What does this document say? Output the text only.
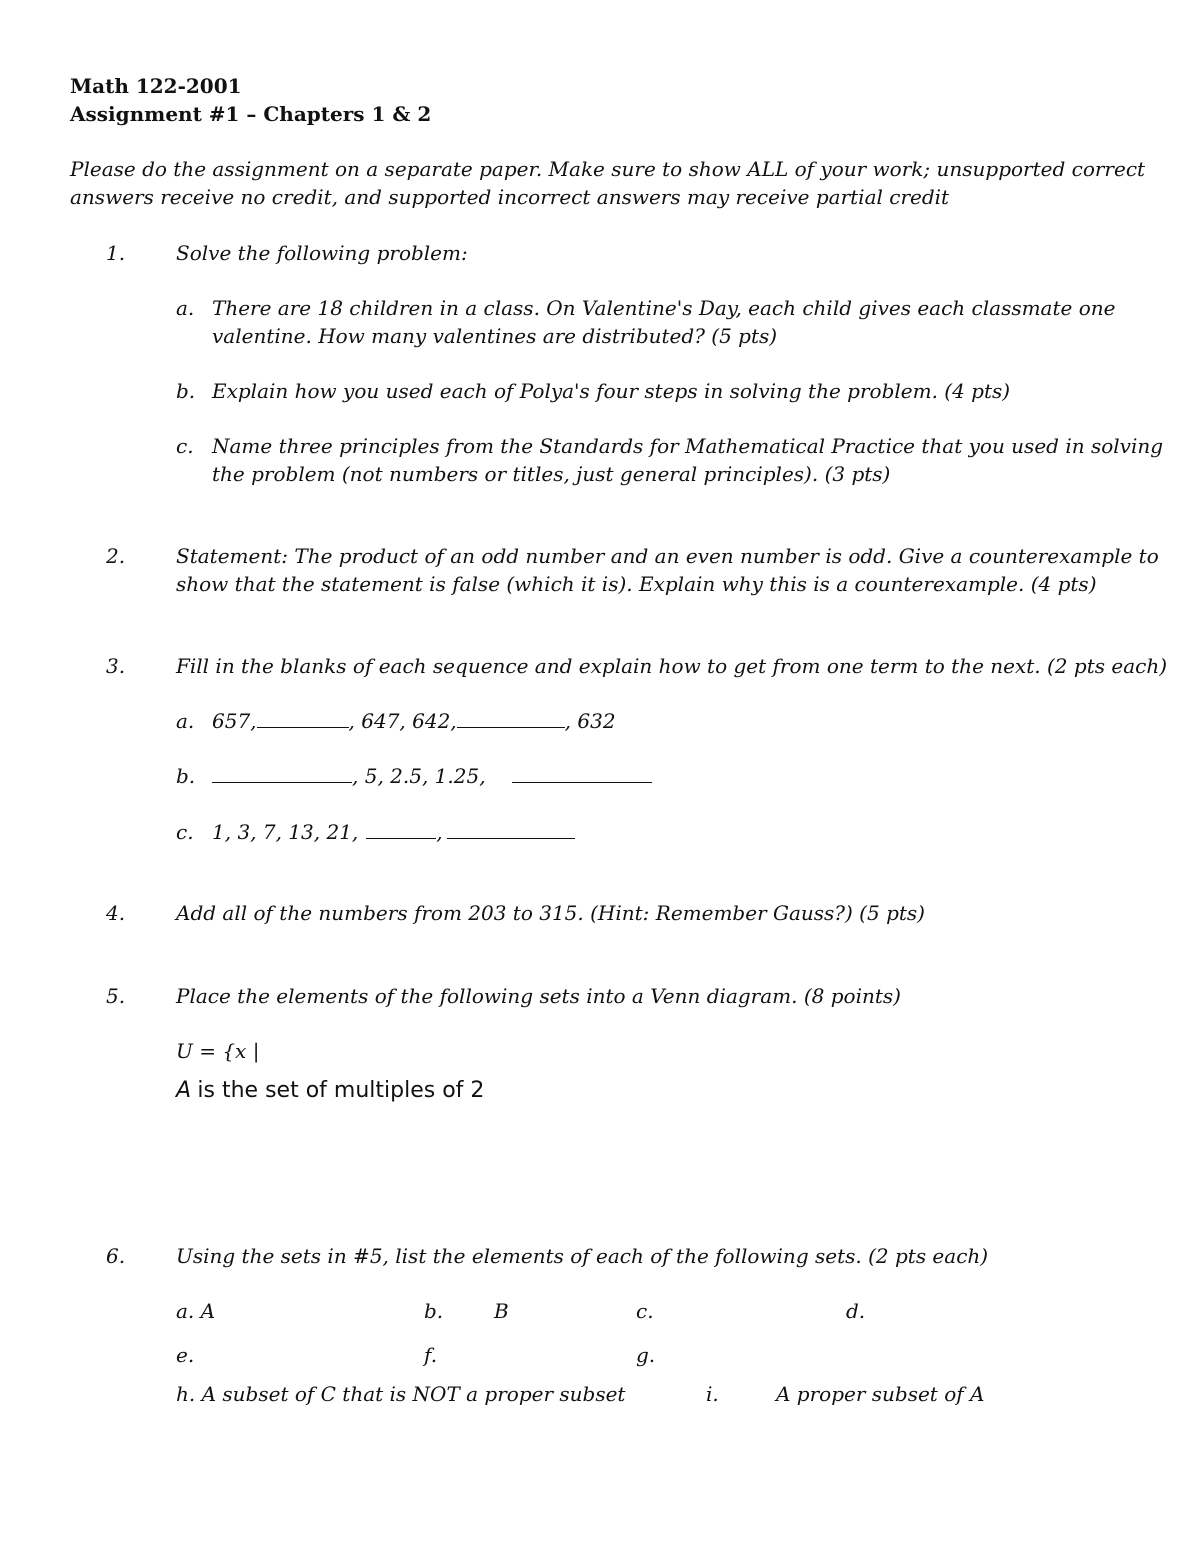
Math 122-2001
Assignment #1 – Chapters 1 & 2
Please do the assignment on a separate paper. Make sure to show ALL of your work; unsupported correct
answers receive no credit, and supported incorrect answers may receive partial credit
1.	Solve the following problem:
a. There are 18 children in a class. On Valentine's Day, each child gives each classmate one
valentine. How many valentines are distributed? (5 pts)
b. Explain how you used each of Polya's four steps in solving the problem. (4 pts)
c. Name three principles from the Standards for Mathematical Practice that you used in solving
the problem (not numbers or titles, just general principles). (3 pts)
2.	Statement: The product of an odd number and an even number is odd. Give a counterexample to
show that the statement is false (which it is). Explain why this is a counterexample. (4 pts)
3.	Fill in the blanks of each sequence and explain how to get from one term to the next. (2 pts each)
a. 657,	, 647, 642,	, 632
b.	, 5, 2.5, 1.25,
c. 1, 3, 7, 13, 21,	,
4.	Add all of the numbers from 203 to 315. (Hint: Remember Gauss?) (5 pts)
5.	Place the elements of the following sets into a Venn diagram. (8 points)
U = {x |
A is the set of multiples of 2
6.	Using the sets in #5, list the elements of each of the following sets. (2 pts each)
a. A	b.	B	c.	d.
e.	f.	g.
h. A subset of C that is NOT a proper subset	i.	A proper subset of A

Task to complete ::
Extract all the entries word for word; omit any pictures.

Solution ::
What does this document say? Output the text only.
Math 122-2001
Assignment #1 – Chapters 1 & 2
Please do the assignment on a separate paper. Make sure to show ALL of your work; unsupported correct
answers receive no credit, and supported incorrect answers may receive partial credit
1.	Solve the following problem:
a. There are 18 children in a class. On Valentine's Day, each child gives each classmate one
valentine. How many valentines are distributed? (5 pts)
b. Explain how you used each of Polya's four steps in solving the problem. (4 pts)
c. Name three principles from the Standards for Mathematical Practice that you used in solving
the problem (not numbers or titles, just general principles). (3 pts)
2.	Statement: The product of an odd number and an even number is odd. Give a counterexample to
show that the statement is false (which it is). Explain why this is a counterexample. (4 pts)
3.	Fill in the blanks of each sequence and explain how to get from one term to the next. (2 pts each)
a. 657,	, 647, 642,	, 632
b.	, 5, 2.5, 1.25,
c. 1, 3, 7, 13, 21,	,
4.	Add all of the numbers from 203 to 315. (Hint: Remember Gauss?) (5 pts)
5.	Place the elements of the following sets into a Venn diagram. (8 points)
U = {x |
A is the set of multiples of 2
6.	Using the sets in #5, list the elements of each of the following sets. (2 pts each)
a. A	b.	B	c.	d.
e.	f.	g.
h. A subset of C that is NOT a proper subset	i.	A proper subset of A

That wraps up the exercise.